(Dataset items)
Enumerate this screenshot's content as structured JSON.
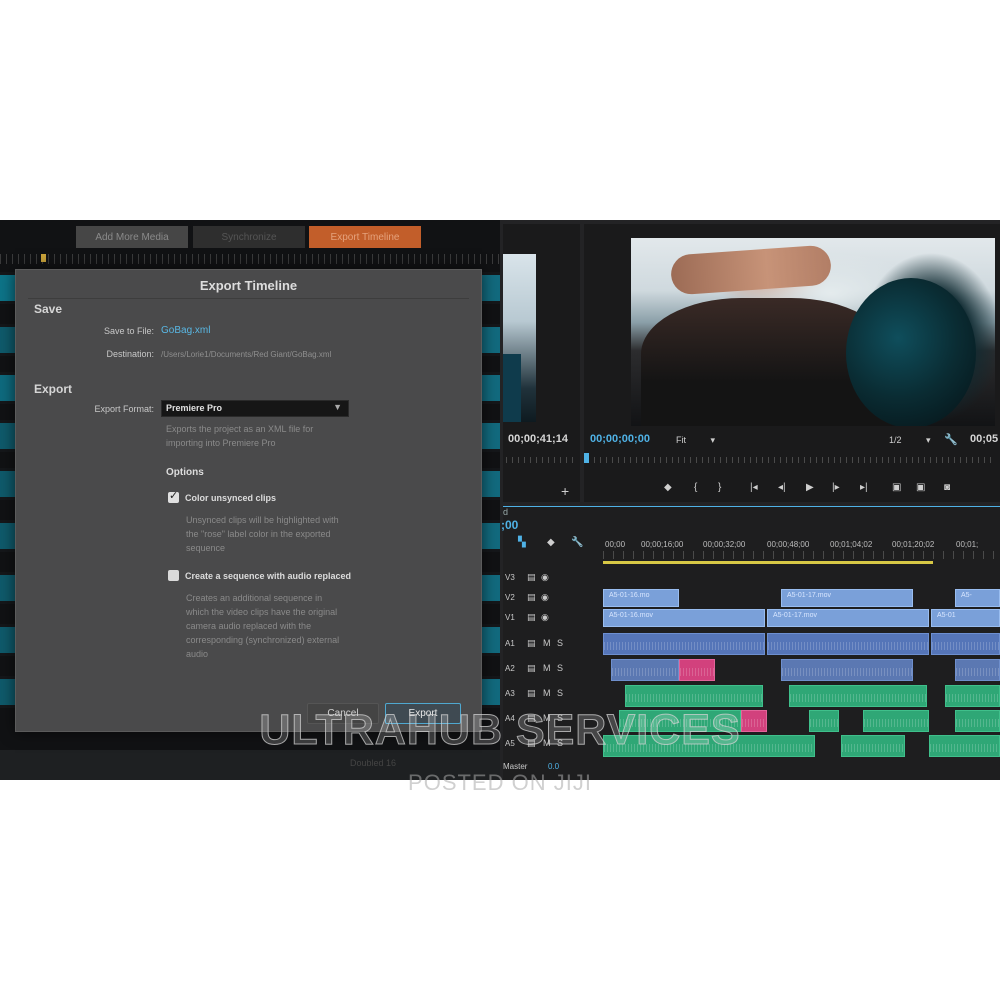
{
  "left_app": {
    "buttons": {
      "add_media": "Add More Media",
      "synchronize": "Synchronize",
      "export_timeline": "Export Timeline"
    },
    "bottom_label": "Doubled 16"
  },
  "dialog": {
    "title": "Export Timeline",
    "save_section": "Save",
    "save_to_file_label": "Save to File:",
    "save_to_file_value": "GoBag.xml",
    "destination_label": "Destination:",
    "destination_value": "/Users/Lorie1/Documents/Red Giant/GoBag.xml",
    "export_section": "Export",
    "export_format_label": "Export Format:",
    "export_format_value": "Premiere Pro",
    "format_desc_1": "Exports the project as an XML file for",
    "format_desc_2": "importing into Premiere Pro",
    "options_heading": "Options",
    "opt1_label": "Color unsynced clips",
    "opt1_checked": true,
    "opt1_desc_1": "Unsynced clips will be highlighted with",
    "opt1_desc_2": "the \"rose\" label color in the exported",
    "opt1_desc_3": "sequence",
    "opt2_label": "Create a sequence with audio replaced",
    "opt2_checked": false,
    "opt2_desc_1": "Creates an additional sequence in",
    "opt2_desc_2": "which the video clips have the original",
    "opt2_desc_3": "camera audio replaced with the",
    "opt2_desc_4": "corresponding (synchronized) external",
    "opt2_desc_5": "audio",
    "cancel_label": "Cancel",
    "export_label": "Export"
  },
  "premiere": {
    "source_timecode": "00;00;41;14",
    "program_timecode": "00;00;00;00",
    "program_timecode_right": "00;05",
    "fit_label": "Fit",
    "resolution_label": "1/2",
    "timeline_timecode": ";00",
    "timeline_timecode_top": "d",
    "ruler_labels": [
      "00;00",
      "00;00;16;00",
      "00;00;32;00",
      "00;00;48;00",
      "00;01;04;02",
      "00;01;20;02",
      "00;01;"
    ],
    "tracks": [
      "V3",
      "V2",
      "V1",
      "A1",
      "A2",
      "A3",
      "A4",
      "A5"
    ],
    "clips": {
      "v2_a": "A5-01-16.mo",
      "v2_b": "A5-01-17.mov",
      "v2_c": "A5-",
      "v1_a": "A5-01-16.mov",
      "v1_b": "A5-01-17.mov",
      "v1_c": "A5-01"
    },
    "master_label": "Master",
    "master_value": "0.0"
  },
  "watermark": {
    "main": "ULTRAHUB SERVICES",
    "sub": "POSTED ON JIJI"
  },
  "colors": {
    "accent_blue": "#4fb2e6",
    "orange": "#c25e2a",
    "video_clip": "#7aa0d9",
    "audio_green": "#2fa776",
    "unsynced_rose": "#d2417d"
  }
}
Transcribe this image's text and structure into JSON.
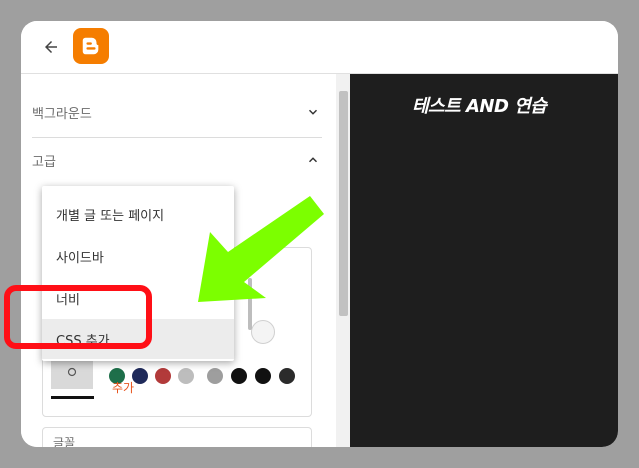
{
  "sidebar": {
    "sections": [
      {
        "label": "백그라운드",
        "expanded": false
      },
      {
        "label": "고급",
        "expanded": true
      }
    ],
    "add_label": "추가",
    "font_label": "글꼴",
    "swatch_colors": [
      "#1e6f4a",
      "#1f2a5a",
      "#b23a3a",
      "#bdbdbd",
      "#9e9e9e",
      "#111111",
      "#111111",
      "#2b2b2b"
    ]
  },
  "dropdown": {
    "items": [
      {
        "label": "개별 글 또는 페이지"
      },
      {
        "label": "사이드바"
      },
      {
        "label": "너비"
      },
      {
        "label": "CSS 추가",
        "active": true
      }
    ]
  },
  "preview": {
    "title": "테스트 AND 연습"
  },
  "colors": {
    "brand": "#f57d00",
    "annotation_red": "#ff0f16",
    "annotation_green": "#7cff00",
    "preview_bg": "#1e1e1e"
  },
  "icons": {
    "back": "back-arrow-icon",
    "logo": "blogger-logo-icon",
    "chevron_down": "chevron-down-icon",
    "chevron_up": "chevron-up-icon"
  }
}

* [REQUIREMENT] Repeat the listing above exactly, with no pictures.

* [TASK ANSWER]
Enumerate this screenshot's content as structured JSON.
{
  "left_app": {
    "buttons": {
      "add_media": "Add More Media",
      "synchronize": "Synchronize",
      "export_timeline": "Export Timeline"
    },
    "bottom_label": "Doubled 16"
  },
  "dialog": {
    "title": "Export Timeline",
    "save_section": "Save",
    "save_to_file_label": "Save to File:",
    "save_to_file_value": "GoBag.xml",
    "destination_label": "Destination:",
    "destination_value": "/Users/Lorie1/Documents/Red Giant/GoBag.xml",
    "export_section": "Export",
    "export_format_label": "Export Format:",
    "export_format_value": "Premiere Pro",
    "format_desc_1": "Exports the project as an XML file for",
    "format_desc_2": "importing into Premiere Pro",
    "options_heading": "Options",
    "opt1_label": "Color unsynced clips",
    "opt1_checked": true,
    "opt1_desc_1": "Unsynced clips will be highlighted with",
    "opt1_desc_2": "the \"rose\" label color in the exported",
    "opt1_desc_3": "sequence",
    "opt2_label": "Create a sequence with audio replaced",
    "opt2_checked": false,
    "opt2_desc_1": "Creates an additional sequence in",
    "opt2_desc_2": "which the video clips have the original",
    "opt2_desc_3": "camera audio replaced with the",
    "opt2_desc_4": "corresponding (synchronized) external",
    "opt2_desc_5": "audio",
    "cancel_label": "Cancel",
    "export_label": "Export"
  },
  "premiere": {
    "source_timecode": "00;00;41;14",
    "program_timecode": "00;00;00;00",
    "program_timecode_right": "00;05",
    "fit_label": "Fit",
    "resolution_label": "1/2",
    "timeline_timecode": ";00",
    "timeline_timecode_top": "d",
    "ruler_labels": [
      "00;00",
      "00;00;16;00",
      "00;00;32;00",
      "00;00;48;00",
      "00;01;04;02",
      "00;01;20;02",
      "00;01;"
    ],
    "tracks": [
      "V3",
      "V2",
      "V1",
      "A1",
      "A2",
      "A3",
      "A4",
      "A5"
    ],
    "clips": {
      "v2_a": "A5-01-16.mo",
      "v2_b": "A5-01-17.mov",
      "v2_c": "A5-",
      "v1_a": "A5-01-16.mov",
      "v1_b": "A5-01-17.mov",
      "v1_c": "A5-01"
    },
    "master_label": "Master",
    "master_value": "0.0"
  },
  "watermark": {
    "main": "ULTRAHUB SERVICES",
    "sub": "POSTED ON JIJI"
  },
  "colors": {
    "accent_blue": "#4fb2e6",
    "orange": "#c25e2a",
    "video_clip": "#7aa0d9",
    "audio_green": "#2fa776",
    "unsynced_rose": "#d2417d"
  }
}
Transcribe this image's text and structure into JSON.
{
  "sidebar": {
    "sections": [
      {
        "label": "백그라운드",
        "expanded": false
      },
      {
        "label": "고급",
        "expanded": true
      }
    ],
    "add_label": "추가",
    "font_label": "글꼴",
    "swatch_colors": [
      "#1e6f4a",
      "#1f2a5a",
      "#b23a3a",
      "#bdbdbd",
      "#9e9e9e",
      "#111111",
      "#111111",
      "#2b2b2b"
    ]
  },
  "dropdown": {
    "items": [
      {
        "label": "개별 글 또는 페이지"
      },
      {
        "label": "사이드바"
      },
      {
        "label": "너비"
      },
      {
        "label": "CSS 추가",
        "active": true
      }
    ]
  },
  "preview": {
    "title": "테스트 AND 연습"
  },
  "colors": {
    "brand": "#f57d00",
    "annotation_red": "#ff0f16",
    "annotation_green": "#7cff00",
    "preview_bg": "#1e1e1e"
  },
  "icons": {
    "back": "back-arrow-icon",
    "logo": "blogger-logo-icon",
    "chevron_down": "chevron-down-icon",
    "chevron_up": "chevron-up-icon"
  }
}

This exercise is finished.